Problem to work on =
Exactly reproduce all the records, keeping pictures out of the copy.

[Extracted data entries]

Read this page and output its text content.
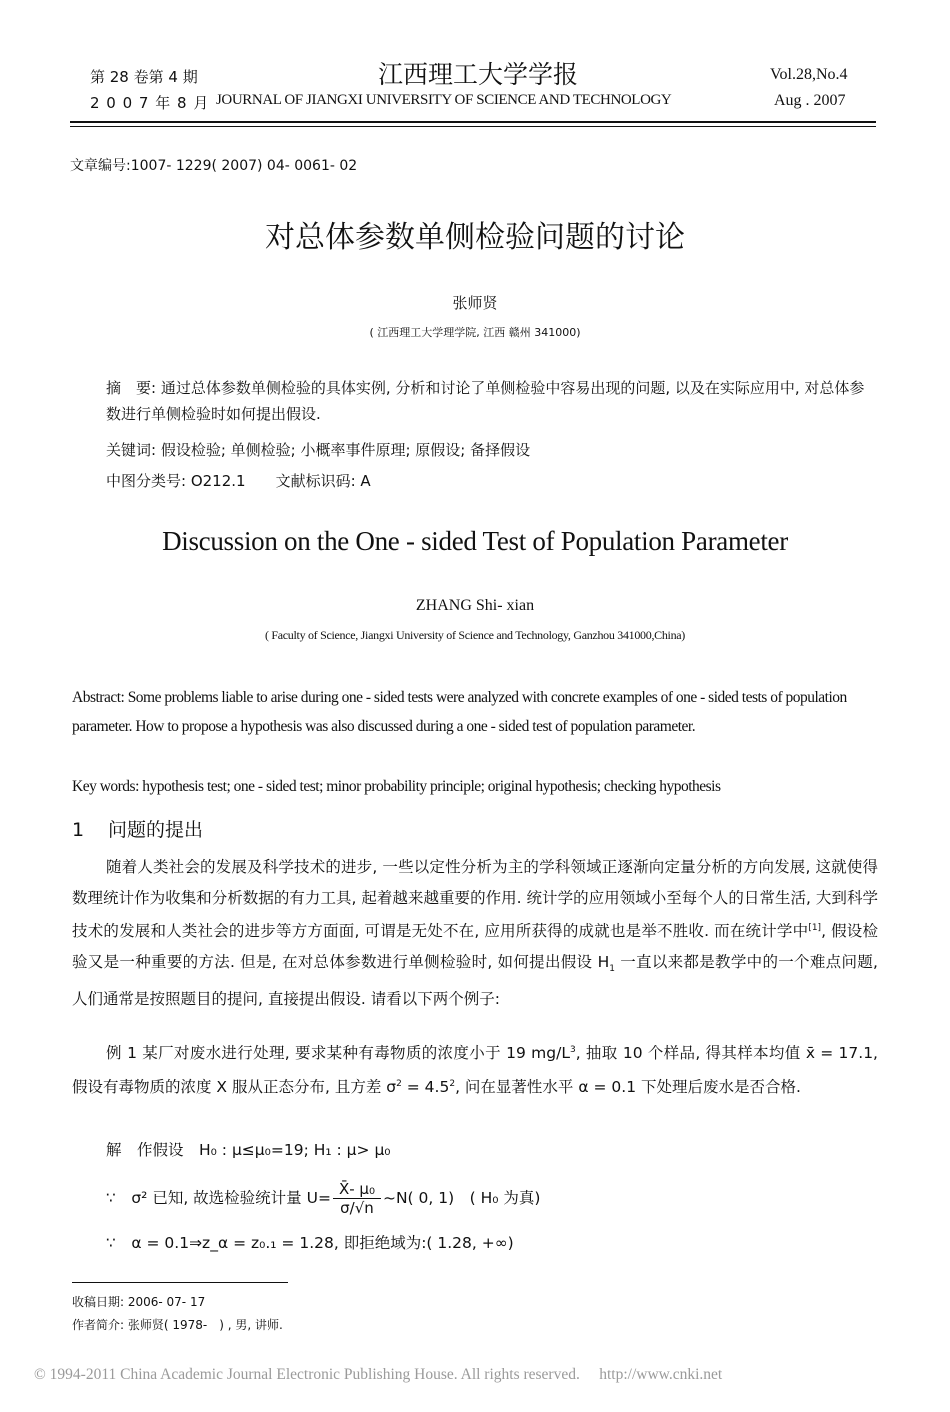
第 28 卷第 4 期
2 0 0 7 年 8 月
江西理工大学学报
JOURNAL OF JIANGXI UNIVERSITY OF SCIENCE AND TECHNOLOGY
Vol.28,No.4
Aug . 2007
文章编号:1007- 1229( 2007) 04- 0061- 02
对总体参数单侧检验问题的讨论
张师贤
( 江西理工大学理学院, 江西 赣州 341000)
摘　要: 通过总体参数单侧检验的具体实例, 分析和讨论了单侧检验中容易出现的问题, 以及在实际应用中, 对总体参数进行单侧检验时如何提出假设.
关键词: 假设检验; 单侧检验; 小概率事件原理; 原假设; 备择假设
中图分类号: O212.1　　文献标识码: A
Discussion on the One - sided Test of Population Parameter
ZHANG Shi- xian
( Faculty of Science, Jiangxi University of Science and Technology, Ganzhou 341000,China)
Abstract: Some problems liable to arise during one - sided tests were analyzed with concrete examples of one - sided tests of population parameter. How to propose a hypothesis was also discussed during a one - sided test of population parameter.
Key words: hypothesis test; one - sided test; minor probability principle; original hypothesis; checking hypothesis
1 问题的提出
随着人类社会的发展及科学技术的进步, 一些以定性分析为主的学科领域正逐渐向定量分析的方向发展, 这就使得数理统计作为收集和分析数据的有力工具, 起着越来越重要的作用. 统计学的应用领域小至每个人的日常生活, 大到科学技术的发展和人类社会的进步等方方面面, 可谓是无处不在, 应用所获得的成就也是举不胜收. 而在统计学中[1], 假设检验又是一种重要的方法. 但是, 在对总体参数进行单侧检验时, 如何提出假设 $H_1$ 一直以来都是教学中的一个难点问题, 人们通常是按照题目的提问, 直接提出假设. 请看以下两个例子:
例 1 某厂对废水进行处理, 要求某种有毒物质的浓度小于 19 $mg/L^3$, 抽取 10 个样品, 得其样本均值 x̄ = 17.1, 假设有毒物质的浓度 X 服从正态分布, 且方差 $\sigma^2 = 4.5^2$, 问在显著性水平 α = 0.1 下处理后废水是否合格.
解　作假设　H₀ : μ≤μ₀=19; H₁ : μ> μ₀
∵　σ² 已知, 故选检验统计量 $U= \frac{\text{X̄- μ₀}}{\sigma/√n}$ ~N( 0, 1)　( H₀ 为真)
∵　α = 0.1⇒z_α = z₀.₁ = 1.28, 即拒绝域为:( 1.28, +∞)
收稿日期: 2006- 07- 17
作者简介: 张师贤( 1978-　) , 男, 讲师.
© 1994-2011 China Academic Journal Electronic Publishing House. All rights reserved.　 http://www.cnki.net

Correct response =
Read this page and output its text content.
第 28 卷第 4 期
2 0 0 7 年 8 月
江西理工大学学报
JOURNAL OF JIANGXI UNIVERSITY OF SCIENCE AND TECHNOLOGY
Vol.28,No.4
Aug . 2007
文章编号:1007- 1229( 2007) 04- 0061- 02
对总体参数单侧检验问题的讨论
张师贤
( 江西理工大学理学院, 江西 赣州 341000)
摘　要: 通过总体参数单侧检验的具体实例, 分析和讨论了单侧检验中容易出现的问题, 以及在实际应用中, 对总体参数进行单侧检验时如何提出假设.
关键词: 假设检验; 单侧检验; 小概率事件原理; 原假设; 备择假设
中图分类号: O212.1　　文献标识码: A
Discussion on the One - sided Test of Population Parameter
ZHANG Shi- xian
( Faculty of Science, Jiangxi University of Science and Technology, Ganzhou 341000,China)
Abstract: Some problems liable to arise during one - sided tests were analyzed with concrete examples of one - sided tests of population parameter. How to propose a hypothesis was also discussed during a one - sided test of population parameter.
Key words: hypothesis test; one - sided test; minor probability principle; original hypothesis; checking hypothesis
1 问题的提出
随着人类社会的发展及科学技术的进步, 一些以定性分析为主的学科领域正逐渐向定量分析的方向发展, 这就使得数理统计作为收集和分析数据的有力工具, 起着越来越重要的作用. 统计学的应用领域小至每个人的日常生活, 大到科学技术的发展和人类社会的进步等方方面面, 可谓是无处不在, 应用所获得的成就也是举不胜收. 而在统计学中[1], 假设检验又是一种重要的方法. 但是, 在对总体参数进行单侧检验时, 如何提出假设 $H_1$ 一直以来都是教学中的一个难点问题, 人们通常是按照题目的提问, 直接提出假设. 请看以下两个例子:
例 1 某厂对废水进行处理, 要求某种有毒物质的浓度小于 19 $mg/L^3$, 抽取 10 个样品, 得其样本均值 x̄ = 17.1, 假设有毒物质的浓度 X 服从正态分布, 且方差 $\sigma^2 = 4.5^2$, 问在显著性水平 α = 0.1 下处理后废水是否合格.
解　作假设　H₀ : μ≤μ₀=19; H₁ : μ> μ₀
∵　σ² 已知, 故选检验统计量 $U= \frac{\text{X̄- μ₀}}{\sigma/√n}$ ~N( 0, 1)　( H₀ 为真)
∵　α = 0.1⇒z_α = z₀.₁ = 1.28, 即拒绝域为:( 1.28, +∞)
收稿日期: 2006- 07- 17
作者简介: 张师贤( 1978-　) , 男, 讲师.
© 1994-2011 China Academic Journal Electronic Publishing House. All rights reserved.　 http://www.cnki.net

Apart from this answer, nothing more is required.